The task:
Search the records that follow and extract every line containing the string "author".

[Stored data]
[Start]

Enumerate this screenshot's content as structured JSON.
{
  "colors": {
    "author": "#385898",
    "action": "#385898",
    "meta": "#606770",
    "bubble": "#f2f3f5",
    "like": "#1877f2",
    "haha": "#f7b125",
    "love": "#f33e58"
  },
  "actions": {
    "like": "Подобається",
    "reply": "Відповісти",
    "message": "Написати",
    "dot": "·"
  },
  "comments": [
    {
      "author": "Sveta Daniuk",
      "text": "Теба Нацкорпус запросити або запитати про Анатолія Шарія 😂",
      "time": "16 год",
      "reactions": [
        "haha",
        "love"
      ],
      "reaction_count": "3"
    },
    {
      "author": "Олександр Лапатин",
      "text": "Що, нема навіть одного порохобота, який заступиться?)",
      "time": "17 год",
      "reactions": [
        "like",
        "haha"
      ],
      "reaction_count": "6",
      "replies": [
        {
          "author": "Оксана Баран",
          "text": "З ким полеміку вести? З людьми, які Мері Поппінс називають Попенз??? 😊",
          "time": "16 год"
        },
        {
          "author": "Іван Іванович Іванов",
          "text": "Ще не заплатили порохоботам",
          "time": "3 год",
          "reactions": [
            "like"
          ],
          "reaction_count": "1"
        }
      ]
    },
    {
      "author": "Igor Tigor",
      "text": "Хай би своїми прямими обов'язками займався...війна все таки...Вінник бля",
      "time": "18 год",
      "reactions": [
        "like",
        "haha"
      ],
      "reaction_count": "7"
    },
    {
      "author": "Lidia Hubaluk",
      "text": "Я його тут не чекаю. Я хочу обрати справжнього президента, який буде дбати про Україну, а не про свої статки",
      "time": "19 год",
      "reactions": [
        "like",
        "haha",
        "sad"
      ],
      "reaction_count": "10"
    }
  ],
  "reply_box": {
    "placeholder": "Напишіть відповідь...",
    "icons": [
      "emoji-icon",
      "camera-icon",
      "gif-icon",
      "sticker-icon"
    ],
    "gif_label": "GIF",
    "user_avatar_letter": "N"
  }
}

[End]

Answer to this task:
    "author": "#385898",
      "author": "Sveta Daniuk",
      "author": "Олександр Лапатин",
          "author": "Оксана Баран",
          "author": "Іван Іванович Іванов",
      "author": "Igor Tigor",
      "author": "Lidia Hubaluk",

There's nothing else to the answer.